[Start]

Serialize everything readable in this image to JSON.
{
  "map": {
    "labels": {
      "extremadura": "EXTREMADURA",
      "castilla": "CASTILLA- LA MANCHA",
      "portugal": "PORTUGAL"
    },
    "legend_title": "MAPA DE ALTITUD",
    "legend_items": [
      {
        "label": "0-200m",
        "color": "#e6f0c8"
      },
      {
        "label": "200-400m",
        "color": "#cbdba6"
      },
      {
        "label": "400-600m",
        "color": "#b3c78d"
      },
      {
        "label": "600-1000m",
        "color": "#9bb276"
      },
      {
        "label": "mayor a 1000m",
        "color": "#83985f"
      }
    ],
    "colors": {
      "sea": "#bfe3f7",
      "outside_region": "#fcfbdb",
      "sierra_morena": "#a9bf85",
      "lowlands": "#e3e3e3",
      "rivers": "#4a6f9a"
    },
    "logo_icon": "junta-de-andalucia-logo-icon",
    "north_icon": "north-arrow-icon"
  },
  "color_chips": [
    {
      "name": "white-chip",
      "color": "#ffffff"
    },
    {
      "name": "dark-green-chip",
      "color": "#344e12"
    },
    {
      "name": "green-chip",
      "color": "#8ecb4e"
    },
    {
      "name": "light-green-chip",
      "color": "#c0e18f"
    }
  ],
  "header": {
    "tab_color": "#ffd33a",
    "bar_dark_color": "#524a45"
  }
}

[End]

**TASK**
Identify each line in the records above containing the word "icon"; copy those lines.

**FINISHED ANSWER**
    "logo_icon": "junta-de-andalucia-logo-icon",
    "north_icon": "north-arrow-icon"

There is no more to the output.